--- Begin ---

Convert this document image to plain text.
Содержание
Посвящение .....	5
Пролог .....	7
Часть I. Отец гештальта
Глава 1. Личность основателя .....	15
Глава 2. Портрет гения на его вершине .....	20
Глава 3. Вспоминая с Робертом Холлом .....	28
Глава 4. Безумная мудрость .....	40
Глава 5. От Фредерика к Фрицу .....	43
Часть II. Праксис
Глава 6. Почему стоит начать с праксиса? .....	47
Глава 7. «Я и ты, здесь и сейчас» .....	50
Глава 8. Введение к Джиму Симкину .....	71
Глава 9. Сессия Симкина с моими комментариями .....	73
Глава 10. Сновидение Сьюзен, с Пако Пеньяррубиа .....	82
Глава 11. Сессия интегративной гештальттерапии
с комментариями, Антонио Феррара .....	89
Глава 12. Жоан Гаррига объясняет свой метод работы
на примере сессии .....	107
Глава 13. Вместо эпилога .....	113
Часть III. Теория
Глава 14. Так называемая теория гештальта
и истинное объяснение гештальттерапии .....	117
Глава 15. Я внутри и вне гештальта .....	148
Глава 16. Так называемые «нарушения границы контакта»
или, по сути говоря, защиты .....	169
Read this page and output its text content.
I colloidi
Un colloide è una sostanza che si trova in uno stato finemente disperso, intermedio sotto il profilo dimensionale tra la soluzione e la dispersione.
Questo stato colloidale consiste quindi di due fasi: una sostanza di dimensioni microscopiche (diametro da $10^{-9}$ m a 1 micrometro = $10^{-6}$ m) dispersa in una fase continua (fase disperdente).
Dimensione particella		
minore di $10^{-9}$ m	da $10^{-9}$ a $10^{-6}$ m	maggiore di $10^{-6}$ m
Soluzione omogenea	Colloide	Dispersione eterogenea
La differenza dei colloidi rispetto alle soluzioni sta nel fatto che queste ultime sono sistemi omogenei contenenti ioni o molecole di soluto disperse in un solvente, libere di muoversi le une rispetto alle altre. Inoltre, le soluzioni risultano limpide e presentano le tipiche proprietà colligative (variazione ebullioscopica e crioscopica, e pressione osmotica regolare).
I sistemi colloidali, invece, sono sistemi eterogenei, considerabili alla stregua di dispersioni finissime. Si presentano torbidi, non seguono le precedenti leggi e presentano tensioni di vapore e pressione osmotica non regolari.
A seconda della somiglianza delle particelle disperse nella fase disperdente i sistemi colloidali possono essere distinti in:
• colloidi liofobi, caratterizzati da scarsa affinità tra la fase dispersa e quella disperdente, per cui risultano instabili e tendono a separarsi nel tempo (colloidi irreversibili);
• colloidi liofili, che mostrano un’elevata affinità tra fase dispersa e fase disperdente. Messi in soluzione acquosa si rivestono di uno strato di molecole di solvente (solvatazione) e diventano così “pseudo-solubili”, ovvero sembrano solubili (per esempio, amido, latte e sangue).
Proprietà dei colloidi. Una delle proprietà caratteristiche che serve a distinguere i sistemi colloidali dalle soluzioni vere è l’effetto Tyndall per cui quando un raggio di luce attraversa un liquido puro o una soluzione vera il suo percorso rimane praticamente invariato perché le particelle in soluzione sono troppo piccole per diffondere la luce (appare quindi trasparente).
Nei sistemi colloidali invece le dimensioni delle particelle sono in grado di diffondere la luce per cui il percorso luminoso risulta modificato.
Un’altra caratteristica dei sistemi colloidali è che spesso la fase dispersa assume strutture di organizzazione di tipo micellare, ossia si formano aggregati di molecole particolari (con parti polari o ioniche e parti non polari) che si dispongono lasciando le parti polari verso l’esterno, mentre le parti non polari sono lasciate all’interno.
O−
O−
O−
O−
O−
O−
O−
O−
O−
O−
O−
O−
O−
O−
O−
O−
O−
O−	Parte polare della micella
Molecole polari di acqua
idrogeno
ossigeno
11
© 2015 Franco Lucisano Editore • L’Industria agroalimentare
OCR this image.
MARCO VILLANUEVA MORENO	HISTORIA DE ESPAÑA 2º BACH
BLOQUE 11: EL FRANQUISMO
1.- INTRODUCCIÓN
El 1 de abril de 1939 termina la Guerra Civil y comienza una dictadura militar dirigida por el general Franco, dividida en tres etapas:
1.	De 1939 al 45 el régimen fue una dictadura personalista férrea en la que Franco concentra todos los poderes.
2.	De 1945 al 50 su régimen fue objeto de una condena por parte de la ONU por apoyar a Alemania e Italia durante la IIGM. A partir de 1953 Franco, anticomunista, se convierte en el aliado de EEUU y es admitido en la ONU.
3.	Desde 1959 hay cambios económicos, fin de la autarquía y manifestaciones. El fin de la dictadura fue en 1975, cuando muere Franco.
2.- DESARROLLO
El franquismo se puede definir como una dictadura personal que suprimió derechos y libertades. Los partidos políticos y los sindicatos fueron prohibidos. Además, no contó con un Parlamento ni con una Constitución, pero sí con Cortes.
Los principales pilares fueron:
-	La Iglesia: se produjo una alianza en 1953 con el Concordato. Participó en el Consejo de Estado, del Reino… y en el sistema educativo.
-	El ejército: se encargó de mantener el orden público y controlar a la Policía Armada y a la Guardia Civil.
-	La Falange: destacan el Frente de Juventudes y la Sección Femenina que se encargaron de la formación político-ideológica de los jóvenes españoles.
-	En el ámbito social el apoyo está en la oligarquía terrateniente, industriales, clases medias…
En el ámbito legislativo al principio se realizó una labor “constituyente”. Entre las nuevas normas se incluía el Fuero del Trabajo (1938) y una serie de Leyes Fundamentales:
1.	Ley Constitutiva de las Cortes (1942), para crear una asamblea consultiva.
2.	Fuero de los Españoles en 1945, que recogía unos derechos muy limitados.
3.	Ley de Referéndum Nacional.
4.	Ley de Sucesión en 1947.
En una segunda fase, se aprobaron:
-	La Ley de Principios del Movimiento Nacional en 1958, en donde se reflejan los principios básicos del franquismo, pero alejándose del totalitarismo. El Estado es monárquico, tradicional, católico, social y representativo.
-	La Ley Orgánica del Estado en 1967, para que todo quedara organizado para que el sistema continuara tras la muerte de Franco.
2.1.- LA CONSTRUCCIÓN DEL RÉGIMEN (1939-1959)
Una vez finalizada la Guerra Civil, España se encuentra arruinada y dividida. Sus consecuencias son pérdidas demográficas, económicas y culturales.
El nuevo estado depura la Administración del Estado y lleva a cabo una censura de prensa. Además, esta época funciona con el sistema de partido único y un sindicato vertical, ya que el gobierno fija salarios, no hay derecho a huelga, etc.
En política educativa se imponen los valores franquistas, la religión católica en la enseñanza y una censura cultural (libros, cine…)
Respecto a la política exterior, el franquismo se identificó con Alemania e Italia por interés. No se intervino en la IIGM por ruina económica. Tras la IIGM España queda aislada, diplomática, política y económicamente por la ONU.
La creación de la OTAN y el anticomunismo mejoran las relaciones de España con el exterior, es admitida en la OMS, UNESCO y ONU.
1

--- End ---

(Exercise) Find every line in the records above that holds the word "disperse", and copy each one.

(Solution for this task)
La differenza dei colloidi rispetto alle soluzioni sta nel fatto che queste ultime sono sistemi omogenei contenenti ioni o molecole di soluto disperse in un solvente, libere di muoversi le une rispetto alle altre. Inoltre, le soluzioni risultano limpide e presentano le tipiche proprietà colligative (variazione ebullioscopica e crioscopica, e pressione osmotica regolare).
A seconda della somiglianza delle particelle disperse nella fase disperdente i sistemi colloidali possono essere distinti in:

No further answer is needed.